### PROVIDED TEXT
* * * * * * *

Biebs’ mom, Pattie Mallette, tweeted, “Had a great night w @chrisbharrison! Thanks @ryanseacrest for setting it up,” to which Seacrest responded with, “Does he get a rose?” Oh, that Ryan.
So what did their night consist of? A Bieber concert, duh! What else would they do?
“Cant wait 2 see my baby @justinbieber the Staples Center tonight,” Mallette wrote. “So excited! #ItNeverGetsOld,” and afterward, Harrison tweeted, “Huge thanks to @justinbieber @pattiemallette for an incredible night. Huge cool dad pts! Great show!”

‘Kay. Hey, “never thinking about this story again”—will you accept this rose? [E!]

Linda Hogan was arrested in Malibu Thursday morning on suspicion of driving under the influence. She was booked into jail but quickly released on $5,000 bail. Her rep issued a statement, which, refreshingly, sounds like it could actually be the truth:

Linda’s rep told TMZ that she was on her way from from a jewelry function where she drank a glass of champagne on an empty stomach, which didn’t combine well with the antibiotics she is on. Her rep also says that Linda was initially pulled over for speeding.
TMZ reports that Linda’s citation listed her blood alcohol level as .084. (The legal limit in California is .08.)

* * * * * * *

### SOURCE DATA
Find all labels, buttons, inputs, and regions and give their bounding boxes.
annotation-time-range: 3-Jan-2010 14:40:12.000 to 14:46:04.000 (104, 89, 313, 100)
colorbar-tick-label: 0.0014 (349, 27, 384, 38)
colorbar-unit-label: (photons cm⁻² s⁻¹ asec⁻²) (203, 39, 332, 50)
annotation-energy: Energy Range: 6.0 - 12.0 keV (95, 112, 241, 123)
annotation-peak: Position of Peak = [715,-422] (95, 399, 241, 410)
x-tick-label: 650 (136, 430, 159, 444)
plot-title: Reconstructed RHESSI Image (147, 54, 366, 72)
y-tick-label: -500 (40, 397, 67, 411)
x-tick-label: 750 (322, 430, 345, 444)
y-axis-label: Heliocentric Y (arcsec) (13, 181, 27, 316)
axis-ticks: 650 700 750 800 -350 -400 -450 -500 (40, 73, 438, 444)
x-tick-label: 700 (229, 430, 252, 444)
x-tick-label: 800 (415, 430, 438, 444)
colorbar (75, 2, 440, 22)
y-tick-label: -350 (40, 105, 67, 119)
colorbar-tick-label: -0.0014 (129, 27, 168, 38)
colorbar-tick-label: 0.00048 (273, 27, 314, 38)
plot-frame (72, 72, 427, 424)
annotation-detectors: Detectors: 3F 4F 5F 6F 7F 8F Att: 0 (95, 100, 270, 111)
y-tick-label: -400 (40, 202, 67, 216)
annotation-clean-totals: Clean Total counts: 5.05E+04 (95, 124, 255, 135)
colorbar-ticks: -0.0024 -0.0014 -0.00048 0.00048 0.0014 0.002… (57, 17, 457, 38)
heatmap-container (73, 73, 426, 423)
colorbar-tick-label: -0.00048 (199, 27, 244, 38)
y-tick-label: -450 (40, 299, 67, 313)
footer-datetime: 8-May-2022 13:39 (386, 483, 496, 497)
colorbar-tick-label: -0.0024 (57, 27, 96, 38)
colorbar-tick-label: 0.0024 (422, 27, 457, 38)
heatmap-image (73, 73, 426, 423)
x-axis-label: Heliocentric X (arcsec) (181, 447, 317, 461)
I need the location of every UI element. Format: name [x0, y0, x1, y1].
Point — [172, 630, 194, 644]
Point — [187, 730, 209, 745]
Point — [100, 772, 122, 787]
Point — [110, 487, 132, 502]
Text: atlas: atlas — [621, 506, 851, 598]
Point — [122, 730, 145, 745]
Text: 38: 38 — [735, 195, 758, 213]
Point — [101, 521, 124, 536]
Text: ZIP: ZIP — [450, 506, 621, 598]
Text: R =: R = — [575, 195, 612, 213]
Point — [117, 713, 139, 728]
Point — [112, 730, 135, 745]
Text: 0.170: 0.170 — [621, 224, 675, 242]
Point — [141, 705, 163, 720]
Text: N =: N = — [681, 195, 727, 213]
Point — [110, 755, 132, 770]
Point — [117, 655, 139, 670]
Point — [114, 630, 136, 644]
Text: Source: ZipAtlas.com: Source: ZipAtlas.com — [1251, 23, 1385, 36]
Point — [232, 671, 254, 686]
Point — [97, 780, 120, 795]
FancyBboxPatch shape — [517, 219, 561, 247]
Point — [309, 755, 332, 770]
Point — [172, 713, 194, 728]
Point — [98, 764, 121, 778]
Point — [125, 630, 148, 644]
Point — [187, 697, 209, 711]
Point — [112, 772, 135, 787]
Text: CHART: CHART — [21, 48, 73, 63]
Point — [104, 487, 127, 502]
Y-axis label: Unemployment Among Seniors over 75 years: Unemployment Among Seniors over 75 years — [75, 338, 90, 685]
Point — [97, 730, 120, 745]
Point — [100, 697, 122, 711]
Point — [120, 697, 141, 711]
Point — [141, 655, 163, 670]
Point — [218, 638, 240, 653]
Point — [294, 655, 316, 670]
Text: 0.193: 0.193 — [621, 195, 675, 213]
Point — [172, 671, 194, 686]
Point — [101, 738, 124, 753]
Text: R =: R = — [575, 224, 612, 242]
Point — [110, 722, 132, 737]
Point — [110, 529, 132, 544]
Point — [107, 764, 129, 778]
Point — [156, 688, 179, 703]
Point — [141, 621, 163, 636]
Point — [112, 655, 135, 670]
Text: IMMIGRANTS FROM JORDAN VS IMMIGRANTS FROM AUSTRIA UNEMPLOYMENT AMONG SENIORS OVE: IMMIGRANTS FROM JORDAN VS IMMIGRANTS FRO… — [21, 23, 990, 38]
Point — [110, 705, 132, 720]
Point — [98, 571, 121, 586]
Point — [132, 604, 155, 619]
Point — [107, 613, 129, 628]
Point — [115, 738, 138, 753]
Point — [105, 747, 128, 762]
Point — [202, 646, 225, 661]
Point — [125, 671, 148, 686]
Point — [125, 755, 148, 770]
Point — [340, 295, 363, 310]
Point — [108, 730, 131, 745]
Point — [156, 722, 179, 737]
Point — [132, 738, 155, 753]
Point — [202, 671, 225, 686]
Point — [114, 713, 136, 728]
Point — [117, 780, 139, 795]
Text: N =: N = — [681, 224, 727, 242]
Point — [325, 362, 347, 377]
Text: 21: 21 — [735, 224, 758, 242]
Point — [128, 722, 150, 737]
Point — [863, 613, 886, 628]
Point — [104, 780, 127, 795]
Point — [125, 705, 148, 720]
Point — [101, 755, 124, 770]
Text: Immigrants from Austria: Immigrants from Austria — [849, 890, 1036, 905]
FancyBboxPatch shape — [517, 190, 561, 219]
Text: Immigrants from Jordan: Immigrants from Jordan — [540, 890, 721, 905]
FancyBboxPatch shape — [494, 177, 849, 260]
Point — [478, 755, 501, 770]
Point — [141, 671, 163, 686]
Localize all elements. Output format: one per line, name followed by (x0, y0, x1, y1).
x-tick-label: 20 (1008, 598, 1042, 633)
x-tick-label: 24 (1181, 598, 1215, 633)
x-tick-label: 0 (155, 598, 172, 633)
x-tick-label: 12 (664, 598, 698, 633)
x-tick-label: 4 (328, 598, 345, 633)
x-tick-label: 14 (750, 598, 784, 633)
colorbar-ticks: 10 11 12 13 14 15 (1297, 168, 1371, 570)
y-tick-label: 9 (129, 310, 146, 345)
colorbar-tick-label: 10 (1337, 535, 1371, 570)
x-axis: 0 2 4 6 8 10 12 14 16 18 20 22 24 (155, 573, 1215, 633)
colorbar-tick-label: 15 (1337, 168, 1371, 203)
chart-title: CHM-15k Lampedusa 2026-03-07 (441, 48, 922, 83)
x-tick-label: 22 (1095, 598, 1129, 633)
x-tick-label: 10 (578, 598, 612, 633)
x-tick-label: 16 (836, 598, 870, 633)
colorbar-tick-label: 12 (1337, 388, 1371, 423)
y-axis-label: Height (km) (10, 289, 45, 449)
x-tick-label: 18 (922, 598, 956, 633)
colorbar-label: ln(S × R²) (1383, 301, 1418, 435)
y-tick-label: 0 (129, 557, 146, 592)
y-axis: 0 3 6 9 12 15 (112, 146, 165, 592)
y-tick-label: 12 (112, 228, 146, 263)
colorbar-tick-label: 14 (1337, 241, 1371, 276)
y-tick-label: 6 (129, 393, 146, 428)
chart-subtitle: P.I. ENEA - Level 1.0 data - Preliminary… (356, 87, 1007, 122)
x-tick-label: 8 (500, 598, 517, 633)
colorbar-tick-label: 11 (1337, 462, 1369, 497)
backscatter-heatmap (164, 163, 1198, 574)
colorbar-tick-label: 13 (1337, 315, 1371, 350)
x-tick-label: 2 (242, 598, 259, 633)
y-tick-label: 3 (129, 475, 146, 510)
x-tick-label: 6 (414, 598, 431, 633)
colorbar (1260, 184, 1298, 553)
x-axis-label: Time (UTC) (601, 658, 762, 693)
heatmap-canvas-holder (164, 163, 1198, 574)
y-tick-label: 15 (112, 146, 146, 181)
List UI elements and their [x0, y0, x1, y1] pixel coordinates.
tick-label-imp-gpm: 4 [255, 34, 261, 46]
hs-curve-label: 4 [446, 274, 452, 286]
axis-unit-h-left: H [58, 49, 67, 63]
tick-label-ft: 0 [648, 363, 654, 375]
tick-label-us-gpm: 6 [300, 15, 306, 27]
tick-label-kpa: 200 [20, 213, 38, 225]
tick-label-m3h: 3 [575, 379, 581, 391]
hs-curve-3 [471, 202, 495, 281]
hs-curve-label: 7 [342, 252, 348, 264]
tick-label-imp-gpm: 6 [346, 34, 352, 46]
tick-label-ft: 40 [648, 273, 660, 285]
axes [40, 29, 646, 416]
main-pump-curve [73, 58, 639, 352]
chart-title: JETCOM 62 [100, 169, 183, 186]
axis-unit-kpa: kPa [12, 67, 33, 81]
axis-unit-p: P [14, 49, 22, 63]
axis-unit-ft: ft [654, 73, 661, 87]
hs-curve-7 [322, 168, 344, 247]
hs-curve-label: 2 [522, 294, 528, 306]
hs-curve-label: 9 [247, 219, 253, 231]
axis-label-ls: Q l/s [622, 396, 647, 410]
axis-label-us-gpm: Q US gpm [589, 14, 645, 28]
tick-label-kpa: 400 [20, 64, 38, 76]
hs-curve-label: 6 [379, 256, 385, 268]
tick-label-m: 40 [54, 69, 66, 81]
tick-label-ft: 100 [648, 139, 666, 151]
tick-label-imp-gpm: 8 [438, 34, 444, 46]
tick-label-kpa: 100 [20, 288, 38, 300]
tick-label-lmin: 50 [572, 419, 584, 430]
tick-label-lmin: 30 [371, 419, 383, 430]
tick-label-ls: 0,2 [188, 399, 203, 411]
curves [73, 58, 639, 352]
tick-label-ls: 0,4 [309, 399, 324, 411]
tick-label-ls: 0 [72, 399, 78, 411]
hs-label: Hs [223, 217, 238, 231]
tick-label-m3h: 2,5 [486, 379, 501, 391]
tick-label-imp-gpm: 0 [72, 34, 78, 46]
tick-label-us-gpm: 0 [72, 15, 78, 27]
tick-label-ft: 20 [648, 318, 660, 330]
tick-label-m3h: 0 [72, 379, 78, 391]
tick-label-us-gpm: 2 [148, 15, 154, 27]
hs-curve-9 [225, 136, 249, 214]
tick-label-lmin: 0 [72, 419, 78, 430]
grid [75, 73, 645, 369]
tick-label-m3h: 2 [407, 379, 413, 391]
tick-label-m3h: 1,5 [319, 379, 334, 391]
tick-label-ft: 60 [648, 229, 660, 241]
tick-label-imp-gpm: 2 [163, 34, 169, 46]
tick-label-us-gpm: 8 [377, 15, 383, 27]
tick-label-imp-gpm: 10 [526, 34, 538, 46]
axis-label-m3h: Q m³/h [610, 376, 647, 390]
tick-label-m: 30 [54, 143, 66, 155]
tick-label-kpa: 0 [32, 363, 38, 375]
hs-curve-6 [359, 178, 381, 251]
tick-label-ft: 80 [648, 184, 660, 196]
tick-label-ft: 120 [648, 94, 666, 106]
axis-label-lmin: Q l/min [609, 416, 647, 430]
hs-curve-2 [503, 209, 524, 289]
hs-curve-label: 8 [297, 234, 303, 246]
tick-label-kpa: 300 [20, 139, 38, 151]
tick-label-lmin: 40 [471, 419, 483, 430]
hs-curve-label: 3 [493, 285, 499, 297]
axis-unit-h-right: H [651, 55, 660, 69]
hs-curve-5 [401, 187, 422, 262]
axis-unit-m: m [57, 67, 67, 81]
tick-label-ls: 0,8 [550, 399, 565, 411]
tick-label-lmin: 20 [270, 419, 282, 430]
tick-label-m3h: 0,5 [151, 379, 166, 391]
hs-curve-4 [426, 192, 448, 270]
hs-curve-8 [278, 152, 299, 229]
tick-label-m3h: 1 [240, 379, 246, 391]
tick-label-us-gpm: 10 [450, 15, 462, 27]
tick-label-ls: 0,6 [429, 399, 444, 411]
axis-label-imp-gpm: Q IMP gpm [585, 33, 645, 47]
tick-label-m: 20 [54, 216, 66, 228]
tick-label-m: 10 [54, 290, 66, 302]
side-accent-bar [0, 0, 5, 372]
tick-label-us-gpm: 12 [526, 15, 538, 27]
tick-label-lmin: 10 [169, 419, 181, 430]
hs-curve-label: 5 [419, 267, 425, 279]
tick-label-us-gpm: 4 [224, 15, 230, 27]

* * * * * * *

### WORK TASK 1
List every Twitter handle (the names beginning with @) in the celebrity news excerpt, counting each one once.
### WORK TASK 2
From the celebrity news excerpt, pull out the passage that begins with the words "Linda’s rep told" and ends after the words "California is .08.)". Copy it verbatim.
### WORK TASK 3
According to the celebrity news excerpt, what bail amount secured Linda Hogan's release?

### EXPECTED ANSWER 1
@chrisbharrison
@ryanseacrest
@justinbieber
@pattiemallette

### EXPECTED ANSWER 2
Linda’s rep told TMZ that she was on her way from from a jewelry function where she drank a glass of champagne on an empty stomach, which didn’t combine well with the antibiotics she is on. Her rep also says that Linda was initially pulled over for speeding.
TMZ reports that Linda’s citation listed her blood alcohol level as .084. (The legal limit in California is .08.)

### EXPECTED ANSWER 3
$5,000